Task details:
A verbatim copy of the records is required, with all pictures left out.

Dataset extract:
◇ ◇ ◇ ◇

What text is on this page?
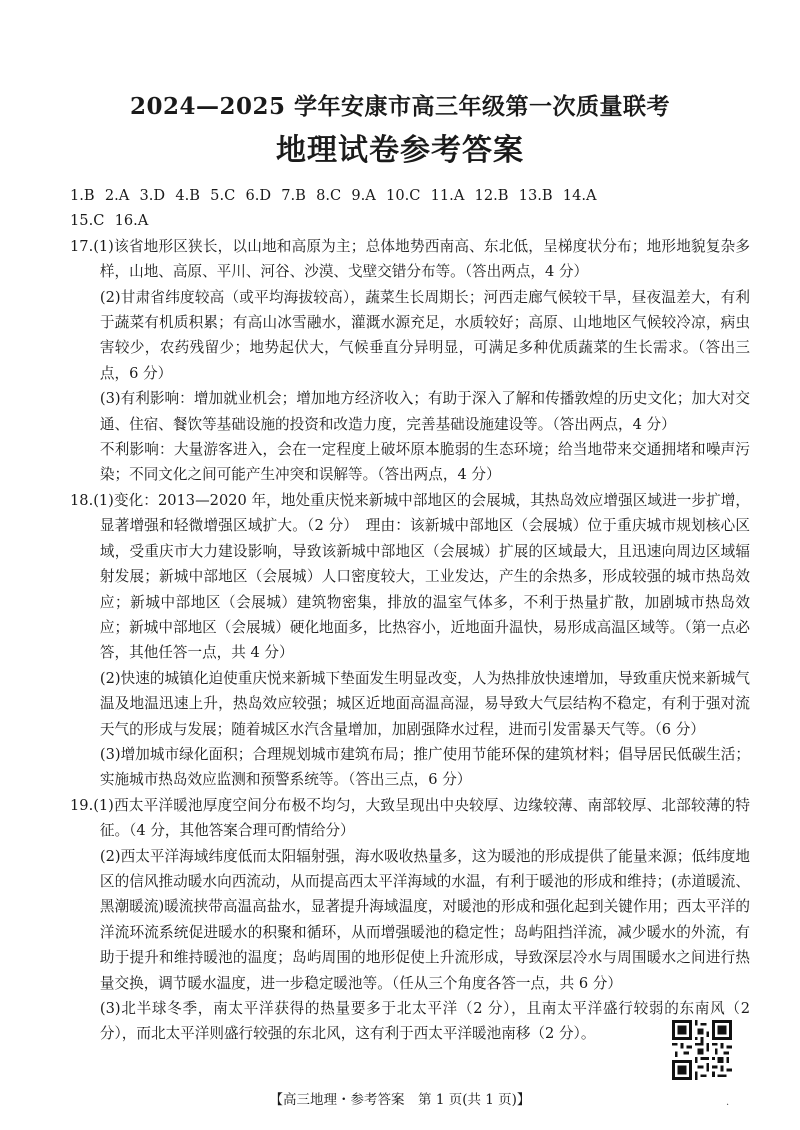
2024—2025 学年安康市高三年级第一次质量联考
地理试卷参考答案
1.B 2.A 3.D 4.B 5.C 6.D 7.B 8.C 9.A 10.C 11.A 12.B 13.B 14.A
15.C 16.A
17.(1)该省地形区狭长，以山地和高原为主；总体地势西南高、东北低，呈梯度状分布；地形地貌复杂多样，山地、高原、平川、河谷、沙漠、戈壁交错分布等。（答出两点，4 分）
(2)甘肃省纬度较高（或平均海拔较高），蔬菜生长周期长；河西走廊气候较干旱，昼夜温差大，有利于蔬菜有机质积累；有高山冰雪融水，灌溉水源充足，水质较好；高原、山地地区气候较冷凉，病虫害较少，农药残留少；地势起伏大，气候垂直分异明显，可满足多种优质蔬菜的生长需求。（答出三点，6 分）
(3)有利影响：增加就业机会；增加地方经济收入；有助于深入了解和传播敦煌的历史文化；加大对交通、住宿、餐饮等基础设施的投资和改造力度，完善基础设施建设等。（答出两点，4 分）
不利影响：大量游客进入，会在一定程度上破坏原本脆弱的生态环境；给当地带来交通拥堵和噪声污染；不同文化之间可能产生冲突和误解等。（答出两点，4 分）
18.(1)变化：2013—2020 年，地处重庆悦来新城中部地区的会展城，其热岛效应增强区域进一步扩增，显著增强和轻微增强区域扩大。（2 分）　理由：该新城中部地区（会展城）位于重庆城市规划核心区域，受重庆市大力建设影响，导致该新城中部地区（会展城）扩展的区域最大，且迅速向周边区域辐射发展；新城中部地区（会展城）人口密度较大，工业发达，产生的余热多，形成较强的城市热岛效应；新城中部地区（会展城）建筑物密集，排放的温室气体多，不利于热量扩散，加剧城市热岛效应；新城中部地区（会展城）硬化地面多，比热容小，近地面升温快，易形成高温区域等。（第一点必答，其他任答一点，共 4 分）
(2)快速的城镇化迫使重庆悦来新城下垫面发生明显改变，人为热排放快速增加，导致重庆悦来新城气温及地温迅速上升，热岛效应较强；城区近地面高温高湿，易导致大气层结构不稳定，有利于强对流天气的形成与发展；随着城区水汽含量增加，加剧强降水过程，进而引发雷暴天气等。（6 分）
(3)增加城市绿化面积；合理规划城市建筑布局；推广使用节能环保的建筑材料；倡导居民低碳生活；实施城市热岛效应监测和预警系统等。（答出三点，6 分）
19.(1)西太平洋暖池厚度空间分布极不均匀，大致呈现出中央较厚、边缘较薄、南部较厚、北部较薄的特征。（4 分，其他答案合理可酌情给分）
(2)西太平洋海域纬度低而太阳辐射强，海水吸收热量多，这为暖池的形成提供了能量来源；低纬度地区的信风推动暖水向西流动，从而提高西太平洋海域的水温，有利于暖池的形成和维持；(赤道暖流、黑潮暖流)暖流挟带高温高盐水，显著提升海域温度，对暖池的形成和强化起到关键作用；西太平洋的洋流环流系统促进暖水的积聚和循环，从而增强暖池的稳定性；岛屿阻挡洋流，减少暖水的外流，有助于提升和维持暖池的温度；岛屿周围的地形促使上升流形成，导致深层冷水与周围暖水之间进行热量交换，调节暖水温度，进一步稳定暖池等。（任从三个角度各答一点，共 6 分）
(3)北半球冬季，南太平洋获得的热量要多于北太平洋（2 分），且南太平洋盛行较弱的东南风（2 分），而北太平洋则盛行较强的东北风，这有利于西太平洋暖池南移（2 分）。
【高三地理・参考答案　第 1 页(共 1 页)】	·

◇ ◇ ◇ ◇

Full output:
What text is on this page?
2024—2025 学年安康市高三年级第一次质量联考
地理试卷参考答案
1.B 2.A 3.D 4.B 5.C 6.D 7.B 8.C 9.A 10.C 11.A 12.B 13.B 14.A
15.C 16.A
17.(1)该省地形区狭长，以山地和高原为主；总体地势西南高、东北低，呈梯度状分布；地形地貌复杂多样，山地、高原、平川、河谷、沙漠、戈壁交错分布等。（答出两点，4 分）
(2)甘肃省纬度较高（或平均海拔较高），蔬菜生长周期长；河西走廊气候较干旱，昼夜温差大，有利于蔬菜有机质积累；有高山冰雪融水，灌溉水源充足，水质较好；高原、山地地区气候较冷凉，病虫害较少，农药残留少；地势起伏大，气候垂直分异明显，可满足多种优质蔬菜的生长需求。（答出三点，6 分）
(3)有利影响：增加就业机会；增加地方经济收入；有助于深入了解和传播敦煌的历史文化；加大对交通、住宿、餐饮等基础设施的投资和改造力度，完善基础设施建设等。（答出两点，4 分）
不利影响：大量游客进入，会在一定程度上破坏原本脆弱的生态环境；给当地带来交通拥堵和噪声污染；不同文化之间可能产生冲突和误解等。（答出两点，4 分）
18.(1)变化：2013—2020 年，地处重庆悦来新城中部地区的会展城，其热岛效应增强区域进一步扩增，显著增强和轻微增强区域扩大。（2 分）　理由：该新城中部地区（会展城）位于重庆城市规划核心区域，受重庆市大力建设影响，导致该新城中部地区（会展城）扩展的区域最大，且迅速向周边区域辐射发展；新城中部地区（会展城）人口密度较大，工业发达，产生的余热多，形成较强的城市热岛效应；新城中部地区（会展城）建筑物密集，排放的温室气体多，不利于热量扩散，加剧城市热岛效应；新城中部地区（会展城）硬化地面多，比热容小，近地面升温快，易形成高温区域等。（第一点必答，其他任答一点，共 4 分）
(2)快速的城镇化迫使重庆悦来新城下垫面发生明显改变，人为热排放快速增加，导致重庆悦来新城气温及地温迅速上升，热岛效应较强；城区近地面高温高湿，易导致大气层结构不稳定，有利于强对流天气的形成与发展；随着城区水汽含量增加，加剧强降水过程，进而引发雷暴天气等。（6 分）
(3)增加城市绿化面积；合理规划城市建筑布局；推广使用节能环保的建筑材料；倡导居民低碳生活；实施城市热岛效应监测和预警系统等。（答出三点，6 分）
19.(1)西太平洋暖池厚度空间分布极不均匀，大致呈现出中央较厚、边缘较薄、南部较厚、北部较薄的特征。（4 分，其他答案合理可酌情给分）
(2)西太平洋海域纬度低而太阳辐射强，海水吸收热量多，这为暖池的形成提供了能量来源；低纬度地区的信风推动暖水向西流动，从而提高西太平洋海域的水温，有利于暖池的形成和维持；(赤道暖流、黑潮暖流)暖流挟带高温高盐水，显著提升海域温度，对暖池的形成和强化起到关键作用；西太平洋的洋流环流系统促进暖水的积聚和循环，从而增强暖池的稳定性；岛屿阻挡洋流，减少暖水的外流，有助于提升和维持暖池的温度；岛屿周围的地形促使上升流形成，导致深层冷水与周围暖水之间进行热量交换，调节暖水温度，进一步稳定暖池等。（任从三个角度各答一点，共 6 分）
(3)北半球冬季，南太平洋获得的热量要多于北太平洋（2 分），且南太平洋盛行较弱的东南风（2 分），而北太平洋则盛行较强的东北风，这有利于西太平洋暖池南移（2 分）。
【高三地理・参考答案　第 1 页(共 1 页)】	·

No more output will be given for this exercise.